_ARTICLE_.

Booth and Kee (2010) found that there was no compelling reason that performance by boys or girls at school would influence university enrolments, but the fact is that there would continue to be a gender gap in favour of women enrolled in higher education. They concluded that this was in part because of a growth in white collar and service sector jobs and the increasing prevalence of women engaged in paid work outside the home. An additional factor was the increasing financial burden for Australian families in the home mortgage market, demanding more than one income to support the household (Booth & Kee, 2010).

In Australia about 60 per cent of university undergraduates are women and more than 40 per cent of young women hold a bachelor degree or higher qualification compared to 30 per cent of young men. This should translate into successful and advantaged remuneration and careers, but not yet it seems. According to Graduate Careers Australia, the starting salaries of female graduates aged under 25 average $50,000, compared with $52,000 for men (Trounson, 2012). Therefore the pay gap exists before family commitments and mortgages come into the equation. Women and men, educators and parents, need to support our young women to have the confidence to negotiate and to know what is fair and equitable. Young women need to understand the contexts that will advantage them and look to people to support them. Mentors, both women and men, who can guide, sponsor and question them to assist with their personal and professional growth.

_PROVIDED RECORDS_.

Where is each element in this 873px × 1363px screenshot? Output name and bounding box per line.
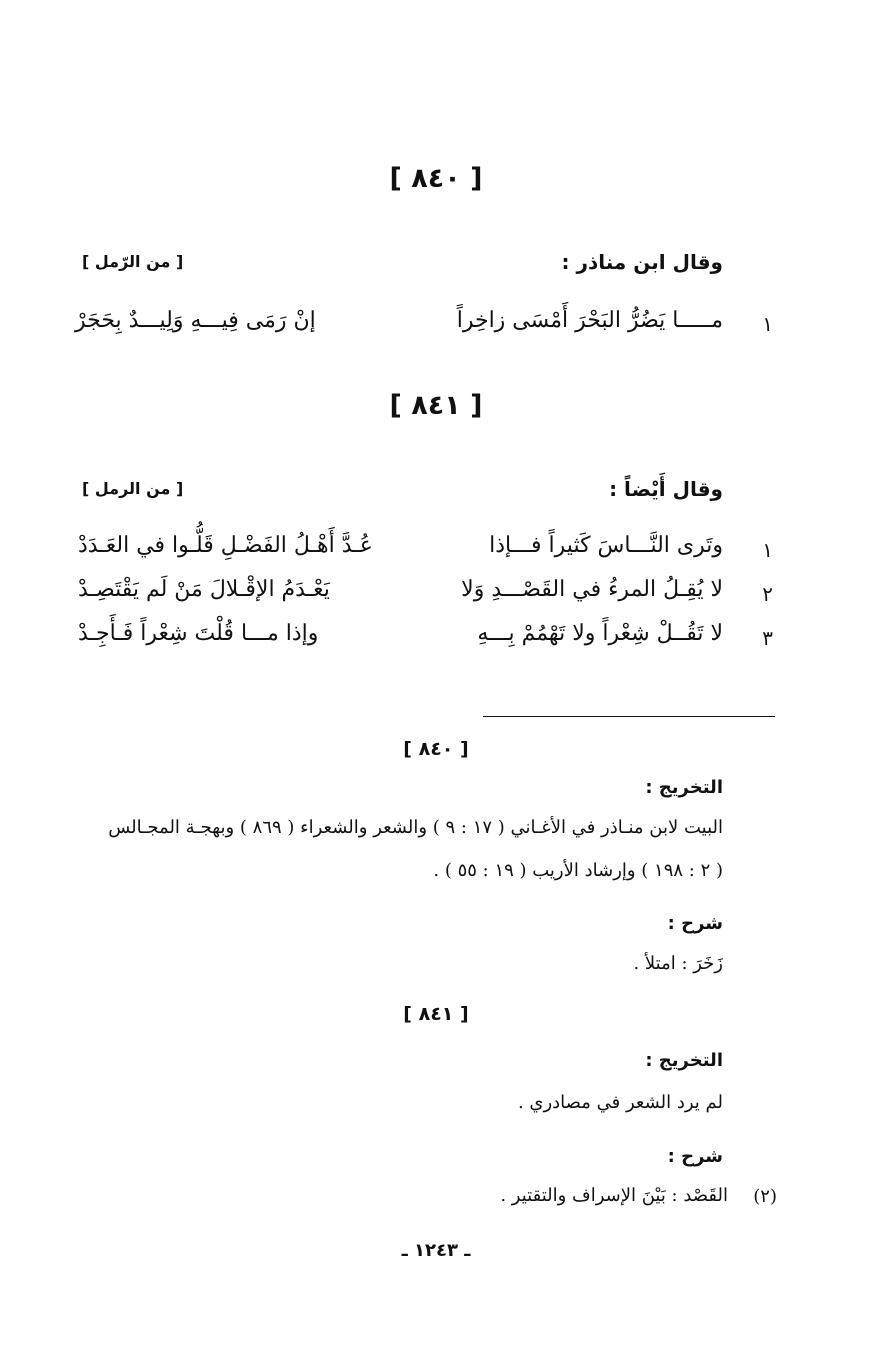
- verse-number: ٢: [762, 582, 773, 606]
- takhrij-line: ( ٢ : ١٩٨ ) وإرشاد الأريب ( ١٩ : ٥٥ ) .: [433, 860, 723, 881]
- footnote-number: [ ٨٤١ ]: [403, 1003, 469, 1025]
- sharh-line: القَصْد : بَيْنَ الإسراف والتقتير .: [500, 1185, 728, 1206]
- verse-number: ٣: [762, 626, 773, 650]
- verse-second-hemistich: يَعْـدَمُ الإقْـلالَ مَنْ لَم يَقْتَصِـدْ: [78, 577, 330, 602]
- takhrij-label: التخريج :: [645, 777, 723, 798]
- takhrij-line: البيت لابن منـاذر في الأغـاني ( ١٧ : ٩ ) والشعر والشعراء ( ٨٦٩ ) وبهجـة المجـالس: [108, 817, 723, 838]
- verse-second-hemistich: عُـدَّ أَهْـلُ الفَضْـلِ قَلُّـوا في العَـدَدْ: [78, 533, 373, 558]
- verse-first-hemistich: لا يُقِـلُ المرءُ في القَصْـــدِ وَلا: [461, 577, 723, 602]
- verse-first-hemistich: مـــــا يَضُرُّ البَحْرَ أَمْسَى زاخِراً: [456, 308, 723, 333]
- verse-second-hemistich: وإذا مـــا قُلْتَ شِعْراً فَـأَجِـدْ: [78, 621, 319, 646]
- footnote-number: [ ٨٤٠ ]: [403, 738, 469, 760]
- page-number: ـ ١٢٤٣ ـ: [401, 1240, 471, 1261]
- poem-meter: [ من الرّمل ]: [82, 252, 184, 271]
- sharh-note-number: (٢): [753, 1186, 777, 1207]
- sharh-label: شرح :: [667, 1146, 723, 1167]
- poem-intro: وقال أَيْضاً :: [609, 477, 723, 501]
- poem-meter: [ من الرمل ]: [82, 479, 184, 498]
- sharh-label: شرح :: [667, 913, 723, 934]
- takhrij-line: لم يرد الشعر في مصادري .: [517, 1092, 723, 1113]
- verse-number: ١: [762, 538, 773, 562]
- takhrij-label: التخريج :: [645, 1050, 723, 1071]
- poem-number: [ ٨٤٠ ]: [389, 163, 483, 194]
- footnote-separator: [483, 716, 775, 717]
- verse-first-hemistich: لا تَقُــلْ شِعْراً ولا تَهْمُمْ بِـــهِ: [477, 621, 723, 646]
- poem-number: [ ٨٤١ ]: [389, 390, 483, 421]
- verse-first-hemistich: وتَرى النَّـــاسَ كَثيراً فـــإذا: [489, 533, 723, 558]
- verse-second-hemistich: إنْ رَمَى فِيـــهِ وَلِيـــدٌ بِحَجَرْ: [75, 308, 316, 333]
- verse-number: ١: [762, 312, 773, 336]
- poem-intro: وقال ابن مناذر :: [561, 250, 723, 274]
- sharh-line: زَخَرَ : امتلأ .: [633, 953, 723, 974]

_DIRECTIONS_.
1. Answer from the passage on gender, university study and graduate pay in Australia:
(a) According to Booth and Kee (2010), which market placed an increasing financial burden on Australian families?
(b) About what percentage of university undergraduates in Australia are women?
(c) What are the average starting salaries for female and male graduates aged under 25, according to Graduate Careers Australia?
2. Write the next part of the passage on gender, university study and graduate pay in Australia, starting after its final sentence.
The data has no connection to the text.

_PER-TASK OUTPUTS_.
1.
(a) The home mortgage market.
(b) About 60 per cent.
(c) $50,000 for women and $52,000 for men.

2.
The Alliance of Girls’ Schools reports several studies on its website that have explored whether there are long-term benefits for girls who were educated in single-sex schools. One cited American study explored the effects of attending a girls’ high school on labor market outcomes:

Women who attended single-sex schools ‘earn a 19.7 per cent higher wage than women who attended coeducational high schools’ (Billger, 2007, p. 166). Billger concludes that there is a ‘substantial’ economic return for women who attended single-sex schools (p. 181). Linda Sax also found many post-school benefits when female graduates of single-sex high schools were surveyed: ‘all-girls schools—whether independent or Catholic-affiliated—appear to produce graduates who enter college more academically and politically engaged, as well as more confident in their mathematical and computer skills, than women from equivalent backgrounds who attend co-educational schools. Single-sex graduates are also more likely to begin college aspiring to become engineers’ (Sax, 2009, pp. 61-62).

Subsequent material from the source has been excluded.